▶ **Task goal**: Filter the listing and keep only the lines with the word "reuniões".

▶ **Source records**:
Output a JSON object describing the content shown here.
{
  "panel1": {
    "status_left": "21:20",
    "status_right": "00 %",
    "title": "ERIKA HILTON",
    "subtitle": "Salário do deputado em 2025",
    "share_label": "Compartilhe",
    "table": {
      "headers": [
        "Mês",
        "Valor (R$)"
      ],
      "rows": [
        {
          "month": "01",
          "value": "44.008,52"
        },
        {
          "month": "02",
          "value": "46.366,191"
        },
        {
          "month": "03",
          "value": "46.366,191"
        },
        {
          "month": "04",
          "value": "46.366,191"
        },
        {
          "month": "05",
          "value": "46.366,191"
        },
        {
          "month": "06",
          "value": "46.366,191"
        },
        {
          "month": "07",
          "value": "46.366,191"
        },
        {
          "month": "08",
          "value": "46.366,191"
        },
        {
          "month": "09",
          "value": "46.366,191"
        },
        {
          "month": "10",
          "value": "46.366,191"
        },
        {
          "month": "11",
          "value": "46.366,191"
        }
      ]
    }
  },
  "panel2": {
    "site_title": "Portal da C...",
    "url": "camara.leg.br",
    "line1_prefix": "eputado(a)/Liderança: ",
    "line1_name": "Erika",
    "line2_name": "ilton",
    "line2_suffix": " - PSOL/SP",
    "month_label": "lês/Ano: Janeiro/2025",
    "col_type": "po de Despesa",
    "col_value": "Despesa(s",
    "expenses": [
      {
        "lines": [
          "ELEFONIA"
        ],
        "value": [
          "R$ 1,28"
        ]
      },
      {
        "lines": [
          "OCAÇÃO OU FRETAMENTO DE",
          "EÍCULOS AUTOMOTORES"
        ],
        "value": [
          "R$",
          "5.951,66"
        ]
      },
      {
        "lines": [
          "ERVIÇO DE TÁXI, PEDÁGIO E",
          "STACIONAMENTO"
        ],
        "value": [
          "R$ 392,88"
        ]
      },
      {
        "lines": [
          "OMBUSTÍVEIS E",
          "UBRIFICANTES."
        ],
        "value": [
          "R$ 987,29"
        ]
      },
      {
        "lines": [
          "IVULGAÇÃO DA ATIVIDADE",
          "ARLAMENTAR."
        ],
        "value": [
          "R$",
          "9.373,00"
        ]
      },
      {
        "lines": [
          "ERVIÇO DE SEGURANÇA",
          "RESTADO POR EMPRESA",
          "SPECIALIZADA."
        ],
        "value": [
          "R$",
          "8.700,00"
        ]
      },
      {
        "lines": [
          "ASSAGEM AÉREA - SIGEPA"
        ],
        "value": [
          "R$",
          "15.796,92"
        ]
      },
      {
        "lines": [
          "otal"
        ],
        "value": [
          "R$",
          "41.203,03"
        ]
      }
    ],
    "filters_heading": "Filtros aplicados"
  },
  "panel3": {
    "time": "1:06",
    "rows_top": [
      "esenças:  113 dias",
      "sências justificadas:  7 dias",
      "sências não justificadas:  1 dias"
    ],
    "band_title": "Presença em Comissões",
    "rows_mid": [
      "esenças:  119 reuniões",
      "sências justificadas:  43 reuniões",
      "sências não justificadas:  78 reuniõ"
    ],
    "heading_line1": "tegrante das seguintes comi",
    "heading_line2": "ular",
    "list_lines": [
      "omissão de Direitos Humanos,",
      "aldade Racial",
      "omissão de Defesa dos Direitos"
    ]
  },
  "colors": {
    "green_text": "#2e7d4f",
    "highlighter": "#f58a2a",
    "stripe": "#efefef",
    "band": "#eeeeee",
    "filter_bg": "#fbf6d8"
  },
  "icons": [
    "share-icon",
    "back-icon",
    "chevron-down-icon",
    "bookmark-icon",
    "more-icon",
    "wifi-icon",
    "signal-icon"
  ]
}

▶ **Final result**:
      "esenças:  119 reuniões",
      "sências justificadas:  43 reuniões",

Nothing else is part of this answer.